WHAT TO PRODUCE:
Retype exactly the lines from the one containing "Output a JSON" through the last line of the records below, including both, and leave out any pictures.

-- Start DATA TO PROCESS --

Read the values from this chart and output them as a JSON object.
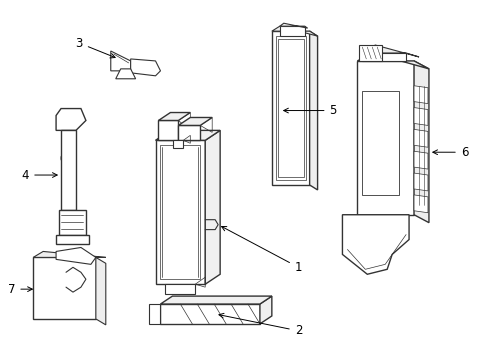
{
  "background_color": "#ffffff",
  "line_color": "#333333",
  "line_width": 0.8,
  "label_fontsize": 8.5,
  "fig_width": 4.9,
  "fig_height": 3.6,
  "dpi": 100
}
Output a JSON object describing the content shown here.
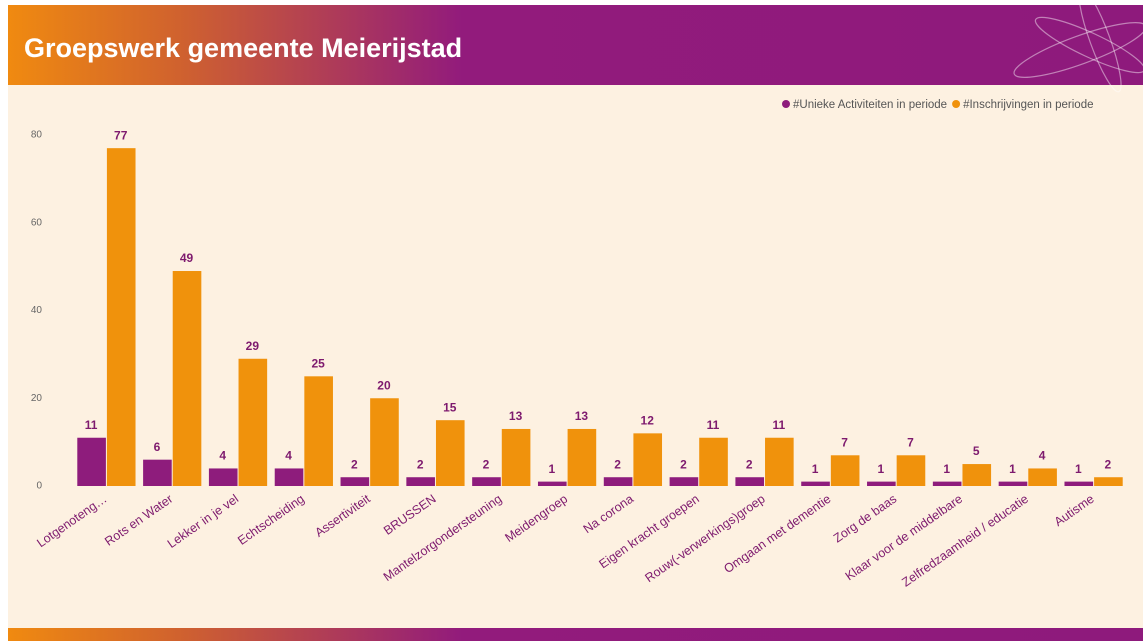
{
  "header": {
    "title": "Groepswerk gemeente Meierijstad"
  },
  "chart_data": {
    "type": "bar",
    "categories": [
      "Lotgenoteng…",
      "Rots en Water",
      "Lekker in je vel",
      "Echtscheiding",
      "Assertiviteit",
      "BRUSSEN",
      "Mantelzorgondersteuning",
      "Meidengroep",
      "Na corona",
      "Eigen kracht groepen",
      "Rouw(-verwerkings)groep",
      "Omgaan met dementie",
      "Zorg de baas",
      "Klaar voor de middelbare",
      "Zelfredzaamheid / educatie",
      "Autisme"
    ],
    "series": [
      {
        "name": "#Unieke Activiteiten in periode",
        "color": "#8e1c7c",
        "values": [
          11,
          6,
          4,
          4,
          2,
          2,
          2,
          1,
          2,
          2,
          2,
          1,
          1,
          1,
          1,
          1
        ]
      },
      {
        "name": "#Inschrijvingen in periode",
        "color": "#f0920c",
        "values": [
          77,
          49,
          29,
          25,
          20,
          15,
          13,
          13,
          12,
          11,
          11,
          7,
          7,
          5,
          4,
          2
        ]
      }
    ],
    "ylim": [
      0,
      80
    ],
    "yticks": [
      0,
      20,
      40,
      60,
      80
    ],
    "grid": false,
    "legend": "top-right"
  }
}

-- End DATA TO PROCESS --

WRITTEN SOLUTION:
Output a JSON object describing the content shown here.
{
  "header": {
    "title": "Groepswerk gemeente Meierijstad"
  },
  "chart_data": {
    "type": "bar",
    "categories": [
      "Lotgenoteng…",
      "Rots en Water",
      "Lekker in je vel",
      "Echtscheiding",
      "Assertiviteit",
      "BRUSSEN",
      "Mantelzorgondersteuning",
      "Meidengroep",
      "Na corona",
      "Eigen kracht groepen",
      "Rouw(-verwerkings)groep",
      "Omgaan met dementie",
      "Zorg de baas",
      "Klaar voor de middelbare",
      "Zelfredzaamheid / educatie",
      "Autisme"
    ],
    "series": [
      {
        "name": "#Unieke Activiteiten in periode",
        "color": "#8e1c7c",
        "values": [
          11,
          6,
          4,
          4,
          2,
          2,
          2,
          1,
          2,
          2,
          2,
          1,
          1,
          1,
          1,
          1
        ]
      },
      {
        "name": "#Inschrijvingen in periode",
        "color": "#f0920c",
        "values": [
          77,
          49,
          29,
          25,
          20,
          15,
          13,
          13,
          12,
          11,
          11,
          7,
          7,
          5,
          4,
          2
        ]
      }
    ],
    "ylim": [
      0,
      80
    ],
    "yticks": [
      0,
      20,
      40,
      60,
      80
    ],
    "grid": false,
    "legend": "top-right"
  }
}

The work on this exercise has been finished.